◆ **EXERCICE PROPOSÉ A**
Dans le texte à lire, combien de chimères les mercenaires tuent-ils lors de l'attaque ?

----------

Puis vient une attaque : des sortes de mercenaires investissent les lieux, tuent deux chimères et repartent avec deux autres. Mais Erik Strand, un homme rencontré chez Proteûs, et qui semblait flirter avec Idunn (ou l'espionner), intervient et les libère. Il est en fait l'envoyé de Proteûs, chargé de protéger Ildunn, Surya, les chimères… Quant aux agresseurs, on soupçonne qu'ils aient eux-mêmes été envoyés par Proteûs, que tout cela soit une grosse manœuvre pour faire revenir Surya, type "je te mets en danger, puis je te sauve, la reconnaissance te ramènera à moi…"
J'avoue que tout cet épisode est la grosse faiblesse de la nouvelle, il apparait inutile, inutilement tordu. Nécessité de faire de l'action ? de faire intervenir un élément masculin, prince charmant, chevalier servant, puis James Bond…? Et surtout sans doute d'obtenir le retour de Surya à son commanditaire Proteûs et sa "reine-mère" Karen Elysium. Pourtant les deux femmes auraient bien pu s'allier pour fonder leur propre société d'élevage de chimères, détourner cette énergie à des fins de soins… guérir les autiste… c'est quand même mieux que d'habiller les riches héritières !

----------

◆ **EXERCICE PROPOSÉ B**
Réécrivez les enregistrements ci-dessous en substituant « Polygon » à « Polygon shape » partout où ce terme apparaît, sans modifier quoi que ce soit d'autre.

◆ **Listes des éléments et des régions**
----------

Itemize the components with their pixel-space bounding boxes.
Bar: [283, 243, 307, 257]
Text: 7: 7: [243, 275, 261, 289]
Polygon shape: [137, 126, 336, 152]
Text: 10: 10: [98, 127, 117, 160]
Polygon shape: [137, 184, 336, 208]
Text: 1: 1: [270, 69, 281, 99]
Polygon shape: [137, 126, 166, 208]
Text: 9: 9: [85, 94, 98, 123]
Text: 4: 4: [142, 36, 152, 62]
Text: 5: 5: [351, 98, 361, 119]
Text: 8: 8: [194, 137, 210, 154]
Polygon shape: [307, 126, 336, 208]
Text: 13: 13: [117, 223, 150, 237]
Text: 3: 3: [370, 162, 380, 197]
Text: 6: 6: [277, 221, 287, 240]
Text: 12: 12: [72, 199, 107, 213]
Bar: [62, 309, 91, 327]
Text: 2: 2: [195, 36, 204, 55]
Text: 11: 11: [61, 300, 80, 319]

----------

◆ **CORRIGÉ DÉTAILLÉ A**
Deux chimères.

◆ **CORRIGÉ DÉTAILLÉ B**
Itemize the components with their pixel-space bounding boxes.
Bar: [283, 243, 307, 257]
Text: 7: 7: [243, 275, 261, 289]
Polygon: [137, 126, 336, 152]
Text: 10: 10: [98, 127, 117, 160]
Polygon: [137, 184, 336, 208]
Text: 1: 1: [270, 69, 281, 99]
Polygon: [137, 126, 166, 208]
Text: 9: 9: [85, 94, 98, 123]
Text: 4: 4: [142, 36, 152, 62]
Text: 5: 5: [351, 98, 361, 119]
Text: 8: 8: [194, 137, 210, 154]
Polygon: [307, 126, 336, 208]
Text: 13: 13: [117, 223, 150, 237]
Text: 3: 3: [370, 162, 380, 197]
Text: 6: 6: [277, 221, 287, 240]
Text: 12: 12: [72, 199, 107, 213]
Bar: [62, 309, 91, 327]
Text: 2: 2: [195, 36, 204, 55]
Text: 11: 11: [61, 300, 80, 319]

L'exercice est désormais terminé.